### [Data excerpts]
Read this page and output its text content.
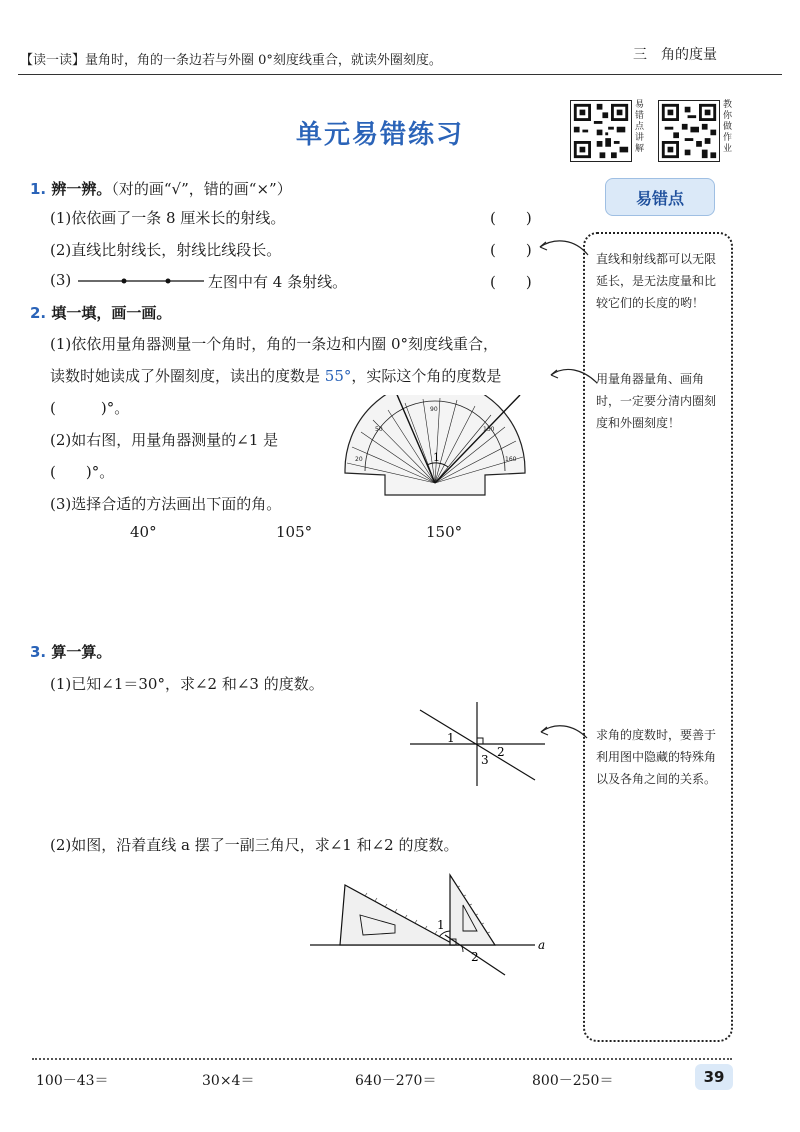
【读一读】量角时，角的一条边若与外圈 0°刻度线重合，就读外圈刻度。	三　角的度量
单元易错练习
易错点讲解
教你做作业
易错点
直线和射线都可以无限延长，是无法度量和比较它们的长度的哟！
用量角器量角、画角时，一定要分清内圈刻度和外圈刻度！
求角的度数时，要善于利用图中隐藏的特殊角以及各角之间的关系。
1. 辨一辨。（对的画“√”，错的画“×”）
(1)依依画了一条 8 厘米长的射线。	(　　)
(2)直线比射线长，射线比线段长。	(　　)
(3)	左图中有 4 条射线。	(　　)
2. 填一填，画一画。
(1)依依用量角器测量一个角时，角的一条边和内圈 0°刻度线重合，
读数时她读成了外圈刻度，读出的度数是 55°，实际这个角的度数是
(　　　)°。
(2)如右图，用量角器测量的∠1 是
(　　)°。
(3)选择合适的方法画出下面的角。
40°	105°	150°
1
90
20	160
50	130
3. 算一算。
(1)已知∠1＝30°，求∠2 和∠3 的度数。
1
2
3
(2)如图，沿着直线 a 摆了一副三角尺，求∠1 和∠2 的度数。
1
2
a
100－43＝	30×4＝	640－270＝	800－250＝	39
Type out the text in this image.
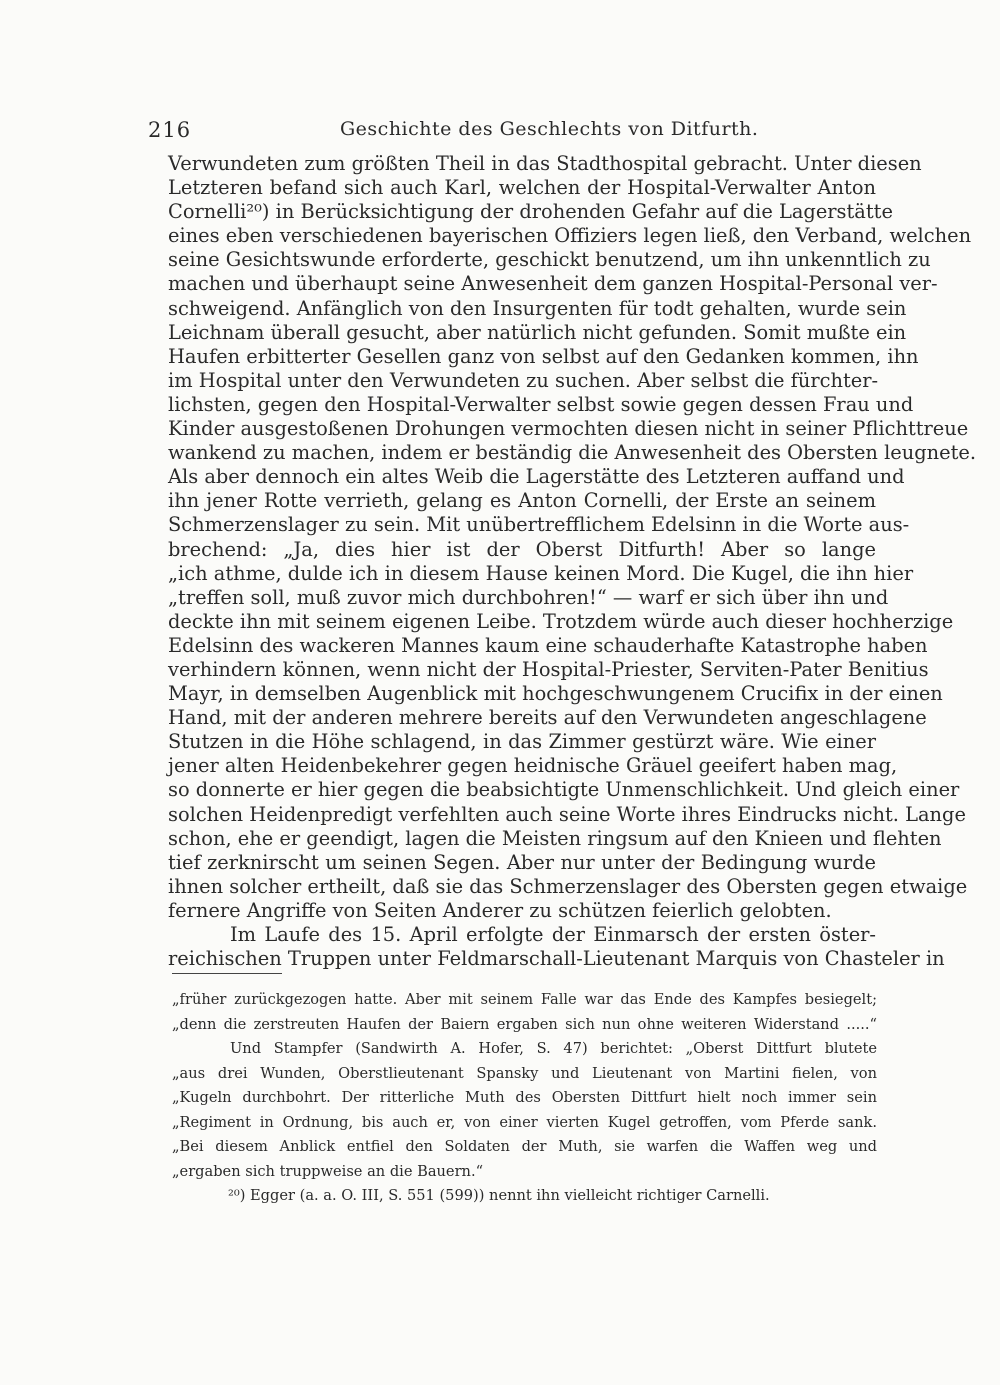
216	Geschichte des Geschlechts von Ditfurth.
Verwundeten zum größten Theil in das Stadthospital gebracht. Unter diesen
Letzteren befand sich auch Karl, welchen der Hospital-Verwalter Anton
Cornelli²⁰) in Berücksichtigung der drohenden Gefahr auf die Lagerstätte
eines eben verschiedenen bayerischen Offiziers legen ließ, den Verband, welchen
seine Gesichtswunde erforderte, geschickt benutzend, um ihn unkenntlich zu
machen und überhaupt seine Anwesenheit dem ganzen Hospital-Personal ver-
schweigend. Anfänglich von den Insurgenten für todt gehalten, wurde sein
Leichnam überall gesucht, aber natürlich nicht gefunden. Somit mußte ein
Haufen erbitterter Gesellen ganz von selbst auf den Gedanken kommen, ihn
im Hospital unter den Verwundeten zu suchen. Aber selbst die fürchter-
lichsten, gegen den Hospital-Verwalter selbst sowie gegen dessen Frau und
Kinder ausgestoßenen Drohungen vermochten diesen nicht in seiner Pflichttreue
wankend zu machen, indem er beständig die Anwesenheit des Obersten leugnete.
Als aber dennoch ein altes Weib die Lagerstätte des Letzteren auffand und
ihn jener Rotte verrieth, gelang es Anton Cornelli, der Erste an seinem
Schmerzenslager zu sein. Mit unübertrefflichem Edelsinn in die Worte aus-
brechend: „Ja, dies hier ist der Oberst Ditfurth! Aber so lange
„ich athme, dulde ich in diesem Hause keinen Mord. Die Kugel, die ihn hier
„treffen soll, muß zuvor mich durchbohren!“ — warf er sich über ihn und
deckte ihn mit seinem eigenen Leibe. Trotzdem würde auch dieser hochherzige
Edelsinn des wackeren Mannes kaum eine schauderhafte Katastrophe haben
verhindern können, wenn nicht der Hospital-Priester, Serviten-Pater Benitius
Mayr, in demselben Augenblick mit hochgeschwungenem Crucifix in der einen
Hand, mit der anderen mehrere bereits auf den Verwundeten angeschlagene
Stutzen in die Höhe schlagend, in das Zimmer gestürzt wäre. Wie einer
jener alten Heidenbekehrer gegen heidnische Gräuel geeifert haben mag,
so donnerte er hier gegen die beabsichtigte Unmenschlichkeit. Und gleich einer
solchen Heidenpredigt verfehlten auch seine Worte ihres Eindrucks nicht. Lange
schon, ehe er geendigt, lagen die Meisten ringsum auf den Knieen und flehten
tief zerknirscht um seinen Segen. Aber nur unter der Bedingung wurde
ihnen solcher ertheilt, daß sie das Schmerzenslager des Obersten gegen etwaige
fernere Angriffe von Seiten Anderer zu schützen feierlich gelobten.
Im Laufe des 15. April erfolgte der Einmarsch der ersten öster-
reichischen Truppen unter Feldmarschall-Lieutenant Marquis von Chasteler in
„früher zurückgezogen hatte. Aber mit seinem Falle war das Ende des Kampfes besiegelt;
„denn die zerstreuten Haufen der Baiern ergaben sich nun ohne weiteren Widerstand .....“
Und Stampfer (Sandwirth A. Hofer, S. 47) berichtet: „Oberst Dittfurt blutete
„aus drei Wunden, Oberstlieutenant Spansky und Lieutenant von Martini fielen, von
„Kugeln durchbohrt. Der ritterliche Muth des Obersten Dittfurt hielt noch immer sein
„Regiment in Ordnung, bis auch er, von einer vierten Kugel getroffen, vom Pferde sank.
„Bei diesem Anblick entfiel den Soldaten der Muth, sie warfen die Waffen weg und
„ergaben sich truppweise an die Bauern.“
²⁰) Egger (a. a. O. III, S. 551 (599)) nennt ihn vielleicht richtiger Carnelli.
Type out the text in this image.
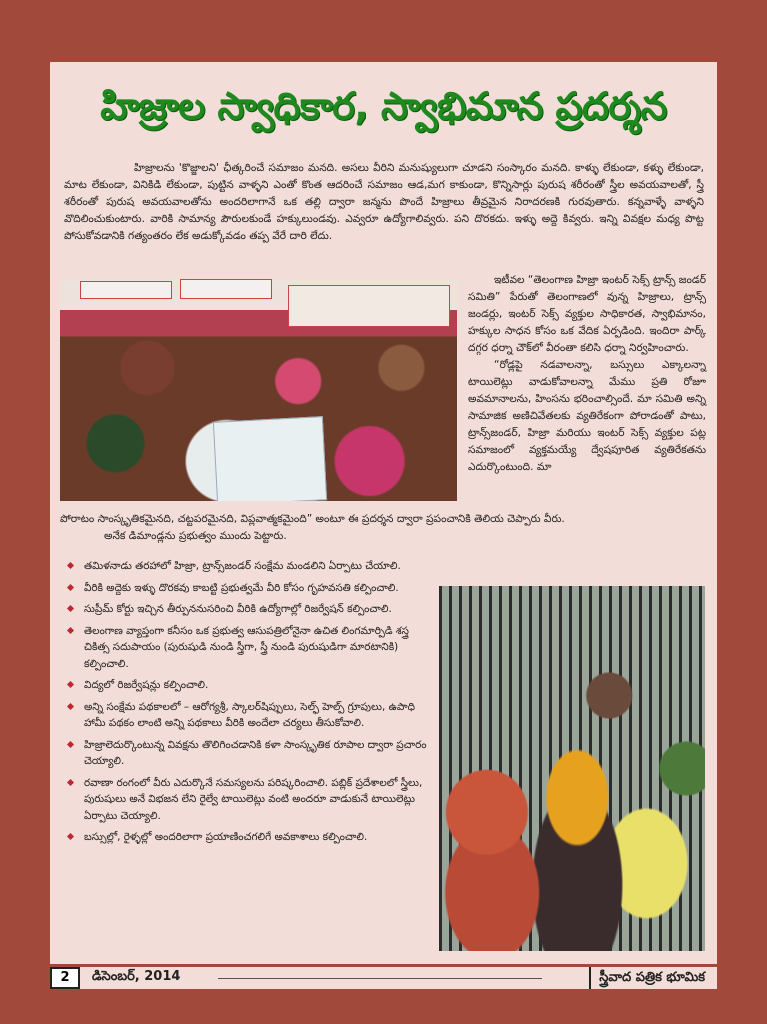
హిజ్రాల స్వాధికార, స్వాభిమాన ప్రదర్శన
హిజ్రాలను 'కొజ్జాలని' ఛీత్కరించే సమాజం మనది. అసలు వీరిని మనుష్యులుగా చూడని సంస్కారం మనది. కాళ్ళు లేకుండా, కళ్ళు లేకుండా, మాట లేకుండా, వినికిడి లేకుండా, పుట్టిన వాళ్ళని ఎంతో కొంత ఆదరించే సమాజం ఆడ,మగ కాకుండా, కొన్నిసార్లు పురుష శరీరంతో స్త్రీల అవయవాలతో, స్త్రీ శరీరంతో పురుష అవయవాలతోను అందరిలాగానే ఒక తల్లి ద్వారా జన్మను పొందే హిజ్రాలు తీవ్రమైన నిరాదరణకి గురవుతారు. కన్నవాళ్ళే వాళ్ళని వొదిలించుకుంటారు. వారికి సామాన్య పౌరులకుండే హక్కులుండవు. ఎవ్వరూ ఉద్యోగాలివ్వరు. పని దొరకదు. ఇళ్ళు అద్దె కివ్వరు. ఇన్ని వివక్షల మధ్య పొట్ట పోసుకోవడానికి గత్యంతరం లేక అడుక్కోవడం తప్ప వేరే దారి లేదు.

ఇటీవల “తెలంగాణ హిజ్రా ఇంటర్ సెక్స్ ట్రాన్స్ జండర్ సమితి” పేరుతో తెలంగాణలో వున్న హిజ్రాలు, ట్రాన్స్ జండర్లు, ఇంటర్ సెక్స్ వ్యక్తుల సాధికారత, స్వాభిమానం, హక్కుల సాధన కోసం ఒక వేదిక ఏర్పడింది. ఇందిరా పార్క్ దగ్గర ధర్నా చౌక్‌లో వీరంతా కలిసి ధర్నా నిర్వహించారు.

“రోడ్లపై నడవాలన్నా, బస్సులు ఎక్కాలన్నా టాయిలెట్లు వాడుకోవాలన్నా మేము ప్రతి రోజూ అవమానాలను, హింసను భరించాల్సిందే. మా సమితి అన్ని సామాజిక అణిచివేతలకు వ్యతిరేకంగా పోరాడంతో పాటు, ట్రాన్స్‌జండర్, హిజ్రా మరియు ఇంటర్ సెక్స్ వ్యక్తుల పట్ల సమాజంలో వ్యక్తమయ్యే ద్వేషపూరిత వ్యతిరేకతను ఎదుర్కొంటుంది. మా

పోరాటం సాంస్కృతికమైనది, చట్టపరమైనది, విప్లవాత్మకమైంది” అంటూ ఈ ప్రదర్శన ద్వారా ప్రపంచానికి తెలియ చెప్పారు వీరు.

అనేక డిమాండ్లను ప్రభుత్వం ముందు పెట్టారు.

తమిళనాడు తరహాలో హిజ్రా, ట్రాన్స్‌జండర్ సంక్షేమ మండలిని ఏర్పాటు చేయాలి.
వీరికి అద్దెకు ఇళ్ళు దొరకవు కాబట్టి ప్రభుత్వమే వీరి కోసం గృహవసతి కల్పించాలి.
సుప్రీమ్ కోర్టు ఇచ్చిన తీర్పుననుసరించి వీరికి ఉద్యోగాల్లో రిజర్వేషన్ కల్పించాలి.
తెలంగాణ వ్యాప్తంగా కనీసం ఒక ప్రభుత్వ ఆసుపత్రిలోనైనా ఉచిత లింగమార్పిడి శస్త్ర చికిత్స సదుపాయం (పురుషుడి నుండి స్త్రీగా, స్త్రీ నుండి పురుషుడిగా మారటానికి) కల్పించాలి.
విద్యలో రిజర్వేషన్లు కల్పించాలి.
అన్ని సంక్షేమ పథకాలలో – ఆరోగ్యశ్రీ, స్కాలర్‌షిప్పులు, సెల్ఫ్ హెల్ప్ గ్రూపులు, ఉపాధి హామీ పథకం లాంటి అన్ని పథకాలు వీరికి అందేలా చర్యలు తీసుకోవాలి.
హిజ్రాలెదుర్కొంటున్న వివక్షను తొలిగించడానికి కళా సాంస్కృతిక రూపాల ద్వారా ప్రచారం చెయ్యాలి.
రవాణా రంగంలో వీరు ఎదుర్కొనే సమస్యలను పరిష్కరించాలి. పబ్లిక్ ప్రదేశాలలో స్త్రీలు, పురుషులు అనే విభజన లేని రైల్వే టాయిలెట్లు వంటి అందరూ వాడుకునే టాయిలెట్లు ఏర్పాటు చెయ్యాలి.
బస్సుల్లో, రైళ్ళల్లో అందరిలాగా ప్రయాణించగలిగే అవకాశాలు కల్పించాలి.
2	డిసెంబర్, 2014	స్త్రీవాద పత్రిక భూమిక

### [What you are asked to do]
The word "jener" may turn up on some lines of these records; say how many, with no other words.

### [Answer to this problem]
2